#### Task to carry out
Repeat all the records exactly, omitting pictures.

#### Working data
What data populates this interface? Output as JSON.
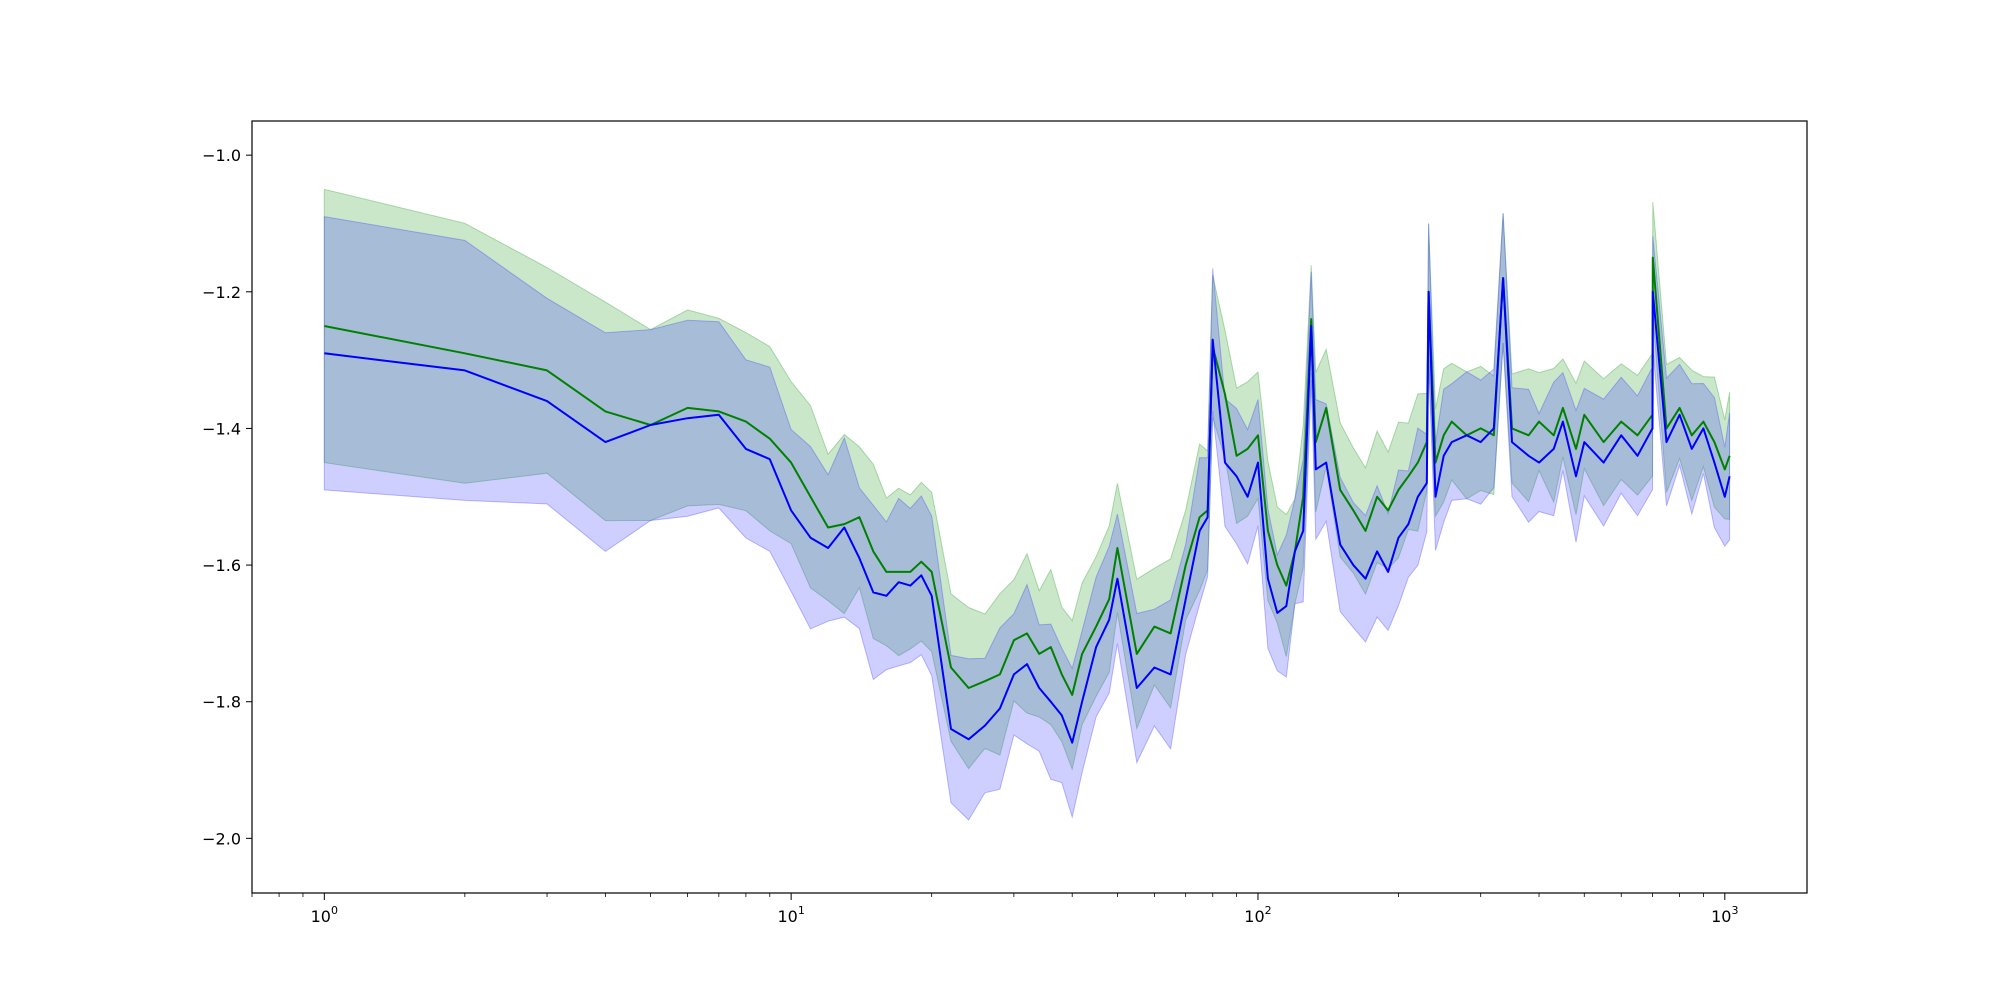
{
  "chart_data": {
    "type": "line",
    "title": "",
    "xlabel": "",
    "ylabel": "",
    "x_scale": "log",
    "xlim": [
      0.7,
      1500
    ],
    "ylim": [
      -2.08,
      -0.95
    ],
    "grid": false,
    "legend": "none",
    "xticks": [
      {
        "value": 1,
        "base": "10",
        "exp": "0"
      },
      {
        "value": 10,
        "base": "10",
        "exp": "1"
      },
      {
        "value": 100,
        "base": "10",
        "exp": "2"
      },
      {
        "value": 1000,
        "base": "10",
        "exp": "3"
      }
    ],
    "yticks": [
      {
        "value": -1.0,
        "label": "−1.0"
      },
      {
        "value": -1.2,
        "label": "−1.2"
      },
      {
        "value": -1.4,
        "label": "−1.4"
      },
      {
        "value": -1.6,
        "label": "−1.6"
      },
      {
        "value": -1.8,
        "label": "−1.8"
      },
      {
        "value": -2.0,
        "label": "−2.0"
      }
    ],
    "series": [
      {
        "color": "#008000",
        "band_color": "#2ca02c",
        "x": [
          1,
          2,
          3,
          4,
          5,
          6,
          7,
          8,
          9,
          10,
          11,
          12,
          13,
          14,
          15,
          16,
          17,
          18,
          19,
          20,
          22,
          24,
          26,
          28,
          30,
          32,
          34,
          36,
          38,
          40,
          42,
          45,
          48,
          50,
          55,
          60,
          65,
          70,
          75,
          78,
          80,
          85,
          90,
          95,
          100,
          105,
          110,
          115,
          120,
          125,
          130,
          133,
          140,
          150,
          160,
          170,
          180,
          190,
          200,
          210,
          220,
          230,
          232,
          240,
          250,
          260,
          280,
          300,
          320,
          335,
          350,
          380,
          400,
          430,
          450,
          480,
          500,
          550,
          600,
          650,
          700,
          701,
          750,
          800,
          850,
          900,
          950,
          1000,
          1024
        ],
        "y": [
          -1.25,
          -1.29,
          -1.315,
          -1.375,
          -1.395,
          -1.37,
          -1.375,
          -1.39,
          -1.415,
          -1.45,
          -1.5,
          -1.545,
          -1.54,
          -1.53,
          -1.58,
          -1.61,
          -1.61,
          -1.61,
          -1.595,
          -1.61,
          -1.75,
          -1.78,
          -1.77,
          -1.76,
          -1.71,
          -1.7,
          -1.73,
          -1.72,
          -1.76,
          -1.79,
          -1.73,
          -1.69,
          -1.65,
          -1.575,
          -1.73,
          -1.69,
          -1.7,
          -1.6,
          -1.53,
          -1.52,
          -1.28,
          -1.35,
          -1.44,
          -1.43,
          -1.41,
          -1.55,
          -1.6,
          -1.63,
          -1.58,
          -1.5,
          -1.24,
          -1.42,
          -1.37,
          -1.49,
          -1.52,
          -1.55,
          -1.5,
          -1.52,
          -1.49,
          -1.47,
          -1.45,
          -1.42,
          -1.2,
          -1.45,
          -1.41,
          -1.39,
          -1.41,
          -1.4,
          -1.41,
          -1.18,
          -1.4,
          -1.41,
          -1.39,
          -1.41,
          -1.37,
          -1.43,
          -1.38,
          -1.42,
          -1.39,
          -1.41,
          -1.38,
          -1.15,
          -1.4,
          -1.37,
          -1.41,
          -1.39,
          -1.42,
          -1.46,
          -1.44
        ]
      },
      {
        "color": "#0000ff",
        "band_color": "#4040ff",
        "x": [
          1,
          2,
          3,
          4,
          5,
          6,
          7,
          8,
          9,
          10,
          11,
          12,
          13,
          14,
          15,
          16,
          17,
          18,
          19,
          20,
          22,
          24,
          26,
          28,
          30,
          32,
          34,
          36,
          38,
          40,
          42,
          45,
          48,
          50,
          55,
          60,
          65,
          70,
          75,
          78,
          80,
          85,
          90,
          95,
          100,
          105,
          110,
          115,
          120,
          125,
          130,
          133,
          140,
          150,
          160,
          170,
          180,
          190,
          200,
          210,
          220,
          230,
          232,
          240,
          250,
          260,
          280,
          300,
          320,
          335,
          350,
          380,
          400,
          430,
          450,
          480,
          500,
          550,
          600,
          650,
          700,
          701,
          750,
          800,
          850,
          900,
          950,
          1000,
          1024
        ],
        "y": [
          -1.29,
          -1.315,
          -1.36,
          -1.42,
          -1.395,
          -1.385,
          -1.38,
          -1.43,
          -1.445,
          -1.52,
          -1.56,
          -1.575,
          -1.545,
          -1.59,
          -1.64,
          -1.645,
          -1.625,
          -1.63,
          -1.615,
          -1.645,
          -1.84,
          -1.855,
          -1.835,
          -1.81,
          -1.76,
          -1.745,
          -1.78,
          -1.8,
          -1.82,
          -1.86,
          -1.8,
          -1.72,
          -1.68,
          -1.62,
          -1.78,
          -1.75,
          -1.76,
          -1.65,
          -1.55,
          -1.53,
          -1.27,
          -1.45,
          -1.47,
          -1.5,
          -1.45,
          -1.62,
          -1.67,
          -1.66,
          -1.58,
          -1.55,
          -1.25,
          -1.46,
          -1.45,
          -1.57,
          -1.6,
          -1.62,
          -1.58,
          -1.61,
          -1.56,
          -1.54,
          -1.5,
          -1.48,
          -1.2,
          -1.5,
          -1.44,
          -1.42,
          -1.41,
          -1.42,
          -1.4,
          -1.18,
          -1.42,
          -1.44,
          -1.45,
          -1.43,
          -1.39,
          -1.47,
          -1.42,
          -1.45,
          -1.41,
          -1.44,
          -1.4,
          -1.2,
          -1.42,
          -1.38,
          -1.43,
          -1.4,
          -1.45,
          -1.5,
          -1.47
        ]
      }
    ]
  }
}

#### Full answer
What data populates this interface? Output as JSON.
{
  "chart_data": {
    "type": "line",
    "title": "",
    "xlabel": "",
    "ylabel": "",
    "x_scale": "log",
    "xlim": [
      0.7,
      1500
    ],
    "ylim": [
      -2.08,
      -0.95
    ],
    "grid": false,
    "legend": "none",
    "xticks": [
      {
        "value": 1,
        "base": "10",
        "exp": "0"
      },
      {
        "value": 10,
        "base": "10",
        "exp": "1"
      },
      {
        "value": 100,
        "base": "10",
        "exp": "2"
      },
      {
        "value": 1000,
        "base": "10",
        "exp": "3"
      }
    ],
    "yticks": [
      {
        "value": -1.0,
        "label": "−1.0"
      },
      {
        "value": -1.2,
        "label": "−1.2"
      },
      {
        "value": -1.4,
        "label": "−1.4"
      },
      {
        "value": -1.6,
        "label": "−1.6"
      },
      {
        "value": -1.8,
        "label": "−1.8"
      },
      {
        "value": -2.0,
        "label": "−2.0"
      }
    ],
    "series": [
      {
        "color": "#008000",
        "band_color": "#2ca02c",
        "x": [
          1,
          2,
          3,
          4,
          5,
          6,
          7,
          8,
          9,
          10,
          11,
          12,
          13,
          14,
          15,
          16,
          17,
          18,
          19,
          20,
          22,
          24,
          26,
          28,
          30,
          32,
          34,
          36,
          38,
          40,
          42,
          45,
          48,
          50,
          55,
          60,
          65,
          70,
          75,
          78,
          80,
          85,
          90,
          95,
          100,
          105,
          110,
          115,
          120,
          125,
          130,
          133,
          140,
          150,
          160,
          170,
          180,
          190,
          200,
          210,
          220,
          230,
          232,
          240,
          250,
          260,
          280,
          300,
          320,
          335,
          350,
          380,
          400,
          430,
          450,
          480,
          500,
          550,
          600,
          650,
          700,
          701,
          750,
          800,
          850,
          900,
          950,
          1000,
          1024
        ],
        "y": [
          -1.25,
          -1.29,
          -1.315,
          -1.375,
          -1.395,
          -1.37,
          -1.375,
          -1.39,
          -1.415,
          -1.45,
          -1.5,
          -1.545,
          -1.54,
          -1.53,
          -1.58,
          -1.61,
          -1.61,
          -1.61,
          -1.595,
          -1.61,
          -1.75,
          -1.78,
          -1.77,
          -1.76,
          -1.71,
          -1.7,
          -1.73,
          -1.72,
          -1.76,
          -1.79,
          -1.73,
          -1.69,
          -1.65,
          -1.575,
          -1.73,
          -1.69,
          -1.7,
          -1.6,
          -1.53,
          -1.52,
          -1.28,
          -1.35,
          -1.44,
          -1.43,
          -1.41,
          -1.55,
          -1.6,
          -1.63,
          -1.58,
          -1.5,
          -1.24,
          -1.42,
          -1.37,
          -1.49,
          -1.52,
          -1.55,
          -1.5,
          -1.52,
          -1.49,
          -1.47,
          -1.45,
          -1.42,
          -1.2,
          -1.45,
          -1.41,
          -1.39,
          -1.41,
          -1.4,
          -1.41,
          -1.18,
          -1.4,
          -1.41,
          -1.39,
          -1.41,
          -1.37,
          -1.43,
          -1.38,
          -1.42,
          -1.39,
          -1.41,
          -1.38,
          -1.15,
          -1.4,
          -1.37,
          -1.41,
          -1.39,
          -1.42,
          -1.46,
          -1.44
        ]
      },
      {
        "color": "#0000ff",
        "band_color": "#4040ff",
        "x": [
          1,
          2,
          3,
          4,
          5,
          6,
          7,
          8,
          9,
          10,
          11,
          12,
          13,
          14,
          15,
          16,
          17,
          18,
          19,
          20,
          22,
          24,
          26,
          28,
          30,
          32,
          34,
          36,
          38,
          40,
          42,
          45,
          48,
          50,
          55,
          60,
          65,
          70,
          75,
          78,
          80,
          85,
          90,
          95,
          100,
          105,
          110,
          115,
          120,
          125,
          130,
          133,
          140,
          150,
          160,
          170,
          180,
          190,
          200,
          210,
          220,
          230,
          232,
          240,
          250,
          260,
          280,
          300,
          320,
          335,
          350,
          380,
          400,
          430,
          450,
          480,
          500,
          550,
          600,
          650,
          700,
          701,
          750,
          800,
          850,
          900,
          950,
          1000,
          1024
        ],
        "y": [
          -1.29,
          -1.315,
          -1.36,
          -1.42,
          -1.395,
          -1.385,
          -1.38,
          -1.43,
          -1.445,
          -1.52,
          -1.56,
          -1.575,
          -1.545,
          -1.59,
          -1.64,
          -1.645,
          -1.625,
          -1.63,
          -1.615,
          -1.645,
          -1.84,
          -1.855,
          -1.835,
          -1.81,
          -1.76,
          -1.745,
          -1.78,
          -1.8,
          -1.82,
          -1.86,
          -1.8,
          -1.72,
          -1.68,
          -1.62,
          -1.78,
          -1.75,
          -1.76,
          -1.65,
          -1.55,
          -1.53,
          -1.27,
          -1.45,
          -1.47,
          -1.5,
          -1.45,
          -1.62,
          -1.67,
          -1.66,
          -1.58,
          -1.55,
          -1.25,
          -1.46,
          -1.45,
          -1.57,
          -1.6,
          -1.62,
          -1.58,
          -1.61,
          -1.56,
          -1.54,
          -1.5,
          -1.48,
          -1.2,
          -1.5,
          -1.44,
          -1.42,
          -1.41,
          -1.42,
          -1.4,
          -1.18,
          -1.42,
          -1.44,
          -1.45,
          -1.43,
          -1.39,
          -1.47,
          -1.42,
          -1.45,
          -1.41,
          -1.44,
          -1.4,
          -1.2,
          -1.42,
          -1.38,
          -1.43,
          -1.4,
          -1.45,
          -1.5,
          -1.47
        ]
      }
    ]
  }
}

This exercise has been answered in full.